● **WHAT YOU WILL DO**
Go through the records and give each one again exactly.

++++++++

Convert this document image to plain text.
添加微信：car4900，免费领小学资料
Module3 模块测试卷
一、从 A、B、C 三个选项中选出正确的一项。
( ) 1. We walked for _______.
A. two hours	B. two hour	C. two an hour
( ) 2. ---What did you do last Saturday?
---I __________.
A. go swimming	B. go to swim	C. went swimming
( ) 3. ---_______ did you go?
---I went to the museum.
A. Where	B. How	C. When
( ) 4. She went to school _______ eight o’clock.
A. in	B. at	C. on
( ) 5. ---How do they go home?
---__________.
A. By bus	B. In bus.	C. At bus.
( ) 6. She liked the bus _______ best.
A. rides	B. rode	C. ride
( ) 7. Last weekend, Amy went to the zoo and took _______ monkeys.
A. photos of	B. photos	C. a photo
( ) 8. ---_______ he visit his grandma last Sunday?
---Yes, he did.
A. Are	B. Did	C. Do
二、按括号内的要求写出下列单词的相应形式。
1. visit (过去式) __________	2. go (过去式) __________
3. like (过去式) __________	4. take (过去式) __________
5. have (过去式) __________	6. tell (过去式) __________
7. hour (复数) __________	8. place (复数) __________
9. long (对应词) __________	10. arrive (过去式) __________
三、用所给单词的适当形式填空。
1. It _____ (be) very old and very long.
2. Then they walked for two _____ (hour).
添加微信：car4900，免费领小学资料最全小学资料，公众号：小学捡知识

++++++++

● **WRITTEN SOLUTION**
Convert this document image to plain text.
添加微信：car4900，免费领小学资料
Module3 模块测试卷
一、从 A、B、C 三个选项中选出正确的一项。
( ) 1. We walked for _______.
A. two hours	B. two hour	C. two an hour
( ) 2. ---What did you do last Saturday?
---I __________.
A. go swimming	B. go to swim	C. went swimming
( ) 3. ---_______ did you go?
---I went to the museum.
A. Where	B. How	C. When
( ) 4. She went to school _______ eight o’clock.
A. in	B. at	C. on
( ) 5. ---How do they go home?
---__________.
A. By bus	B. In bus.	C. At bus.
( ) 6. She liked the bus _______ best.
A. rides	B. rode	C. ride
( ) 7. Last weekend, Amy went to the zoo and took _______ monkeys.
A. photos of	B. photos	C. a photo
( ) 8. ---_______ he visit his grandma last Sunday?
---Yes, he did.
A. Are	B. Did	C. Do
二、按括号内的要求写出下列单词的相应形式。
1. visit (过去式) __________	2. go (过去式) __________
3. like (过去式) __________	4. take (过去式) __________
5. have (过去式) __________	6. tell (过去式) __________
7. hour (复数) __________	8. place (复数) __________
9. long (对应词) __________	10. arrive (过去式) __________
三、用所给单词的适当形式填空。
1. It _____ (be) very old and very long.
2. Then they walked for two _____ (hour).
添加微信：car4900，免费领小学资料最全小学资料，公众号：小学捡知识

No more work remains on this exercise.